For the data below, work out how many lines contain the word "open" and supply only that number.

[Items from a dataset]
## Start
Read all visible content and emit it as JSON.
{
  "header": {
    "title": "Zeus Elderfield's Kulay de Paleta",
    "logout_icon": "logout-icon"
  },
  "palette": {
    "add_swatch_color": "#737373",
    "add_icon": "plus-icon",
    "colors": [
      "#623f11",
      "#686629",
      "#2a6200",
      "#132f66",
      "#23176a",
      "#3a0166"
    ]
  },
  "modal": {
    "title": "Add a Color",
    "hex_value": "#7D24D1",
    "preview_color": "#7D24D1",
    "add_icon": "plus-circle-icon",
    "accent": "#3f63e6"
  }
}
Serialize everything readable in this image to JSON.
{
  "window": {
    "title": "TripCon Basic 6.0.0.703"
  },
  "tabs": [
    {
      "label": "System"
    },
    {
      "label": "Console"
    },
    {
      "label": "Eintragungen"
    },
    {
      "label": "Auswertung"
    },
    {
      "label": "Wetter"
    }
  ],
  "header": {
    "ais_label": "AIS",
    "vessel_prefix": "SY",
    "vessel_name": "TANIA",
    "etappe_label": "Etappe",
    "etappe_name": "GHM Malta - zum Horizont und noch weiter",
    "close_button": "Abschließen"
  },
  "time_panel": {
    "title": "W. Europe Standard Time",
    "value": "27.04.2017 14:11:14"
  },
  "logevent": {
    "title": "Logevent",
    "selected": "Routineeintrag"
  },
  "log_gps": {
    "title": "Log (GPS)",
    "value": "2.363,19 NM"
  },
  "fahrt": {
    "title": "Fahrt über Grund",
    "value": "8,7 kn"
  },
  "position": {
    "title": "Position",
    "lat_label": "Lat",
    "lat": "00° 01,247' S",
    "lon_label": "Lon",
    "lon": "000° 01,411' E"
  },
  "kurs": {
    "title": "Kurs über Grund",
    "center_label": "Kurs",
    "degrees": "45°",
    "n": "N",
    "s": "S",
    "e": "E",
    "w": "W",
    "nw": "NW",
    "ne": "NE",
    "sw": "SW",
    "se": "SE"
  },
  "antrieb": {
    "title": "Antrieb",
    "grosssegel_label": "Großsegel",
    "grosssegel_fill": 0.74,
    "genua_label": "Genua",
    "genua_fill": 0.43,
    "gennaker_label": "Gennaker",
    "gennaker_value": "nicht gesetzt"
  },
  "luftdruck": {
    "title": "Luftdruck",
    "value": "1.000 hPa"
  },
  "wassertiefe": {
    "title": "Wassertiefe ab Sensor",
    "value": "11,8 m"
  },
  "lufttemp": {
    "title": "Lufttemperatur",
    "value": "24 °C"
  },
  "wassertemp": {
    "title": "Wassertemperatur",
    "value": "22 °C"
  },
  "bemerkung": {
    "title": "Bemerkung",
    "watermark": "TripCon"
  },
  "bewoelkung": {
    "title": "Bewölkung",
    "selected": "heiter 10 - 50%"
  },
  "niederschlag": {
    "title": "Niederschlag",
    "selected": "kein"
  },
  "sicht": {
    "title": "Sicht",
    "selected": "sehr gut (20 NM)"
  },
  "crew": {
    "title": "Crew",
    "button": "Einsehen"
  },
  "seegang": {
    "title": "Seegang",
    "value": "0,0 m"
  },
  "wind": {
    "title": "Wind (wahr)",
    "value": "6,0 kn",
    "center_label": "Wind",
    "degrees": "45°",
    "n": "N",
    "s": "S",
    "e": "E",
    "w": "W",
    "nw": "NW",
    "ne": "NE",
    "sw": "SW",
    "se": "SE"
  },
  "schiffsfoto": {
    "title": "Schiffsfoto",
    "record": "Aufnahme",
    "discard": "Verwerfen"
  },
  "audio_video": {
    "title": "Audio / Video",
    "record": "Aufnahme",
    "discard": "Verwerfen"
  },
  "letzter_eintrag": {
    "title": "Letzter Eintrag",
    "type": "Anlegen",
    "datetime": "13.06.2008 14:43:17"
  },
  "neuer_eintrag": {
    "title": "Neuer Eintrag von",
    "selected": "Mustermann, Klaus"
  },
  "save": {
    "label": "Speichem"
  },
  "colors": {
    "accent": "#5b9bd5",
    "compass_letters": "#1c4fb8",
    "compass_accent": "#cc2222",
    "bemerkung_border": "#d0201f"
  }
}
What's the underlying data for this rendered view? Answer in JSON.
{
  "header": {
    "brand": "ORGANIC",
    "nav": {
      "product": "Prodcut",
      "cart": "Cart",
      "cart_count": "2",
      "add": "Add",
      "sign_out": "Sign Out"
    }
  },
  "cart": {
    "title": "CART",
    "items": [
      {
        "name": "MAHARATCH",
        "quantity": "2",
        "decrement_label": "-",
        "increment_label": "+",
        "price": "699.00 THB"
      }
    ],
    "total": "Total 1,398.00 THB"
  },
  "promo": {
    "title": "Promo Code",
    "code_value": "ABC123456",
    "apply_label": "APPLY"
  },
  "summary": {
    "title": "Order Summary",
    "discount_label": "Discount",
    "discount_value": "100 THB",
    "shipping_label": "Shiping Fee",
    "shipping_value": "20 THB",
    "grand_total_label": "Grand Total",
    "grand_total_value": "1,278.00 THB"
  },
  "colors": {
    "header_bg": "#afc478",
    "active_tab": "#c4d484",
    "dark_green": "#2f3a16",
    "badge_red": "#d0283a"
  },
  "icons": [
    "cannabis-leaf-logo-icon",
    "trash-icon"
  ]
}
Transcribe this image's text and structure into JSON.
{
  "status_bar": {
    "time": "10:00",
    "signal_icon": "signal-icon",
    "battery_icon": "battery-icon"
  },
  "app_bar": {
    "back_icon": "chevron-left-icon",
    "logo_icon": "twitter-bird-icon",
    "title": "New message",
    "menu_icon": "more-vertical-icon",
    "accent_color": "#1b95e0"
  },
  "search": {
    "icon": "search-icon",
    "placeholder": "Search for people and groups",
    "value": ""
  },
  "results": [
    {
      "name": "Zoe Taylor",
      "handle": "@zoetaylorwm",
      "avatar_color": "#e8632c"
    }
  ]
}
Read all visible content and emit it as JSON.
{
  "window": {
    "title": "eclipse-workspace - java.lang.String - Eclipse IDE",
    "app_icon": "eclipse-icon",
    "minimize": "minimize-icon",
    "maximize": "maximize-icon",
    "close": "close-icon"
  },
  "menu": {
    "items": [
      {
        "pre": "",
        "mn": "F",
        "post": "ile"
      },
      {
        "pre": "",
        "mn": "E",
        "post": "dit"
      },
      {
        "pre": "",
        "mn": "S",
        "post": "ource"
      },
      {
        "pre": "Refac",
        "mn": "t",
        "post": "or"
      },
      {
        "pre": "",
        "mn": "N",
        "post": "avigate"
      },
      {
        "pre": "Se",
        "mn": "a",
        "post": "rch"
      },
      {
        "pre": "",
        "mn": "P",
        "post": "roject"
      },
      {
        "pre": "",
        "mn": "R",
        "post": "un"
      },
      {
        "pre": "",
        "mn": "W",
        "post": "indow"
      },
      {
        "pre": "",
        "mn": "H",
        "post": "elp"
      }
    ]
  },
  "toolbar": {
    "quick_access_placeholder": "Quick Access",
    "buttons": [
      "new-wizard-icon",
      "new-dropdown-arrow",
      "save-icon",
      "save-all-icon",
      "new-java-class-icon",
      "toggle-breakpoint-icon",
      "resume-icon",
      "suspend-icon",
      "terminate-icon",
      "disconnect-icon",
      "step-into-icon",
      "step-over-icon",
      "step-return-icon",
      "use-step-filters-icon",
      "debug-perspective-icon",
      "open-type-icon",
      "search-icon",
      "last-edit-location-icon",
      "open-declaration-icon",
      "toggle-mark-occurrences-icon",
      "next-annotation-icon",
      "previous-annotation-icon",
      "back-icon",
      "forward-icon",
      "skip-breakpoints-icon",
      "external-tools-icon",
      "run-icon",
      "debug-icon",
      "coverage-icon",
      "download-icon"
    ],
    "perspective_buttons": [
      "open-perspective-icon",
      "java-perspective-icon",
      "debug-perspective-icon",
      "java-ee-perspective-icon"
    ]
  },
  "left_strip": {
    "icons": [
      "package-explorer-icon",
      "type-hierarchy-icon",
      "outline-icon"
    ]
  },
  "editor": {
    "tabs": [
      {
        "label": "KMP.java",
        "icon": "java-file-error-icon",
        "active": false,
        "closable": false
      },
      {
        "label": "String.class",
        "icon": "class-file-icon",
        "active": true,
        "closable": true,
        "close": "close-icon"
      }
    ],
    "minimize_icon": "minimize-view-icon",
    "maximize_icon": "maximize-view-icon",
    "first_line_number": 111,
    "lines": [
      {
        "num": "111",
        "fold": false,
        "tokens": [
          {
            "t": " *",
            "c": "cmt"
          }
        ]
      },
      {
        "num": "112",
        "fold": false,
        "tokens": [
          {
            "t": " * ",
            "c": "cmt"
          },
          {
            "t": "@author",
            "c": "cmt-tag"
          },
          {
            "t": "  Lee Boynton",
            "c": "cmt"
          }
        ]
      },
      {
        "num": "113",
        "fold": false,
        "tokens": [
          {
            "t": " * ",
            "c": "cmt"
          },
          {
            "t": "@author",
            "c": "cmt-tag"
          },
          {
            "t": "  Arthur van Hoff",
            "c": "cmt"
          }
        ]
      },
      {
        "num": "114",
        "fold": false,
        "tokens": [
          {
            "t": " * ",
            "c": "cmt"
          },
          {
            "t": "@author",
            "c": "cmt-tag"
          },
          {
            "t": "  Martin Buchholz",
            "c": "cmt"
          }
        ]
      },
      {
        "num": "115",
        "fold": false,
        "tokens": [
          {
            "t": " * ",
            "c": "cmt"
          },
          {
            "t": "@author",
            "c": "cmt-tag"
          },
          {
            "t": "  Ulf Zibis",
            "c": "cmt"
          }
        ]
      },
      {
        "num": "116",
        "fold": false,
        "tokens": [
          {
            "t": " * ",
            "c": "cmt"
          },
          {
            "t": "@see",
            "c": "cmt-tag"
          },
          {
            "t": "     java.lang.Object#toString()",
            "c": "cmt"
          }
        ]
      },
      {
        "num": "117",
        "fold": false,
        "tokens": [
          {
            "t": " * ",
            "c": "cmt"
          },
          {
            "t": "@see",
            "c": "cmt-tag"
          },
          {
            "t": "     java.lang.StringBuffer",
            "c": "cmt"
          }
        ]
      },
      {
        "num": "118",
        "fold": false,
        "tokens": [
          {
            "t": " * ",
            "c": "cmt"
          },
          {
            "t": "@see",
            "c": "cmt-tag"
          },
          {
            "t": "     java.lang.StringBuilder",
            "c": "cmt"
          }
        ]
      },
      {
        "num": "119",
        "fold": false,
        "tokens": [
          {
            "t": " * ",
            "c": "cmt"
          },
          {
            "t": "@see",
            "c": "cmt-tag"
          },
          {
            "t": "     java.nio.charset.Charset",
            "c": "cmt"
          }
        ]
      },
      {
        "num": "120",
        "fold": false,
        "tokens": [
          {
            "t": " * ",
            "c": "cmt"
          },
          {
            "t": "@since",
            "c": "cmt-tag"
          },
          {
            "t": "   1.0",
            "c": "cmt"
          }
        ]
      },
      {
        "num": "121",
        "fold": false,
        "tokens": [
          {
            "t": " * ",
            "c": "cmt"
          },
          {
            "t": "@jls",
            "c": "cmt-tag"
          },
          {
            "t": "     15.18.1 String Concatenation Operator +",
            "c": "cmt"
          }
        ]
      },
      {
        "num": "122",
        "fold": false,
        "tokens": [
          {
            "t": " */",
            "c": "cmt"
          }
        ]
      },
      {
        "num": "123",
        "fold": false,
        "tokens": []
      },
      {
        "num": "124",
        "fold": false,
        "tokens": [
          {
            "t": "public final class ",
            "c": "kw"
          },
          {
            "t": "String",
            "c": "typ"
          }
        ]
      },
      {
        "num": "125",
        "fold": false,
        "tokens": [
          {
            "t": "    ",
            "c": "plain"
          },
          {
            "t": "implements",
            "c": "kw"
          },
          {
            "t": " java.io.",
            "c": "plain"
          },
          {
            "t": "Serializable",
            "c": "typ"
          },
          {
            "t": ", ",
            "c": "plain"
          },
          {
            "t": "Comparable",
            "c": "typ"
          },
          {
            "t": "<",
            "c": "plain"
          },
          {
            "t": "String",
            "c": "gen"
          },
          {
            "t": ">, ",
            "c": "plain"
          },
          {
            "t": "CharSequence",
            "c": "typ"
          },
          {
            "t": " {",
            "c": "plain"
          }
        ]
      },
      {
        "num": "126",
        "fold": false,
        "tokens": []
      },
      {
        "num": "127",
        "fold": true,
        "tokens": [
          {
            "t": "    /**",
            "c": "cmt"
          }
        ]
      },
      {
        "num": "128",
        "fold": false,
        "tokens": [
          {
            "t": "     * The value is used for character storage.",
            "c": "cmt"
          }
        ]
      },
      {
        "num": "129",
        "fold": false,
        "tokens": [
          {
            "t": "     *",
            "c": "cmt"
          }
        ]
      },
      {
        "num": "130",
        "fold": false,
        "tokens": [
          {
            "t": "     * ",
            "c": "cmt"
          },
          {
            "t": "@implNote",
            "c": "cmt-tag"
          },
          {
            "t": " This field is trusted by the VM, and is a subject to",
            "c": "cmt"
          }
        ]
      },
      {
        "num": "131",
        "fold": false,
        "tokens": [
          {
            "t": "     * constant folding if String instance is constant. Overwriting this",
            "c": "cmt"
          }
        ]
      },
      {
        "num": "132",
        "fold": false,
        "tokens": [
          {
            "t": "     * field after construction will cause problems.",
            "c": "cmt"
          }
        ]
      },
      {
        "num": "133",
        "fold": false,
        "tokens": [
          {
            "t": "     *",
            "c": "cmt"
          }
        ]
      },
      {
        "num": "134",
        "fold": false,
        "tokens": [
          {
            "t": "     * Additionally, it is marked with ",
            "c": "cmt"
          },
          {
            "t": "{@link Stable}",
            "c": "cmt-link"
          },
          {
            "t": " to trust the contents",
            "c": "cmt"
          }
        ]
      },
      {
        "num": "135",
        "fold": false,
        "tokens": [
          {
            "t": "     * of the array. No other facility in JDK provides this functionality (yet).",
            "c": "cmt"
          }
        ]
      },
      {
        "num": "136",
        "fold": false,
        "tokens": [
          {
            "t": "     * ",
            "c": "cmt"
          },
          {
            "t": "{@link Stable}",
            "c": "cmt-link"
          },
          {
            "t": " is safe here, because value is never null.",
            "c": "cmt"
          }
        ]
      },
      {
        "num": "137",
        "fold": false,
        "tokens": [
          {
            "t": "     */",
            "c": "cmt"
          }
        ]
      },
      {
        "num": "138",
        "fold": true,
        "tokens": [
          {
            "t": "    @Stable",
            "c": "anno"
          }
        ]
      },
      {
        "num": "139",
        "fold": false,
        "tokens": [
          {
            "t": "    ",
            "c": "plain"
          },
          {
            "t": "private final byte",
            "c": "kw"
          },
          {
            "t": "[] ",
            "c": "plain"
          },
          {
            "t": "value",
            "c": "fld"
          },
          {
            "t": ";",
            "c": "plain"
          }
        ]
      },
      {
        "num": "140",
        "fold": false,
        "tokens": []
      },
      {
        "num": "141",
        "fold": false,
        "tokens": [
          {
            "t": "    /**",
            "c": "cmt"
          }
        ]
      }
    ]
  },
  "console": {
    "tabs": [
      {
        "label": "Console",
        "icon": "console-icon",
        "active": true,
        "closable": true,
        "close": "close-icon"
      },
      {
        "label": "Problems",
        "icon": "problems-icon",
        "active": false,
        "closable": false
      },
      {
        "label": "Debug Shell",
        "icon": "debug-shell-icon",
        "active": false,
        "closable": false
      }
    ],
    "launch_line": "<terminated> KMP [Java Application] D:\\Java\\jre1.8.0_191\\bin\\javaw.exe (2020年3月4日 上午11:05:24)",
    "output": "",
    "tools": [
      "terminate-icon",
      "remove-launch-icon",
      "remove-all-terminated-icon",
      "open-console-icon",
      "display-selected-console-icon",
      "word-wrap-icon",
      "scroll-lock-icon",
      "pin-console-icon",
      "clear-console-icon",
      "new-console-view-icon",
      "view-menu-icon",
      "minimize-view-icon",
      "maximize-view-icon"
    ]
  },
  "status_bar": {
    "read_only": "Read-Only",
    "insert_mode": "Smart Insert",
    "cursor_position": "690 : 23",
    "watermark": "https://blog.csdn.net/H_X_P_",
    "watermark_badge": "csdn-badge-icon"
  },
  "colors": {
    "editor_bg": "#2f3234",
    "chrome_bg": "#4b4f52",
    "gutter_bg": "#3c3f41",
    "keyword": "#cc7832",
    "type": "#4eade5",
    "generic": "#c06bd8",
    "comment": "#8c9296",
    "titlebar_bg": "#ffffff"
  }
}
## End
● Result for this exercise
4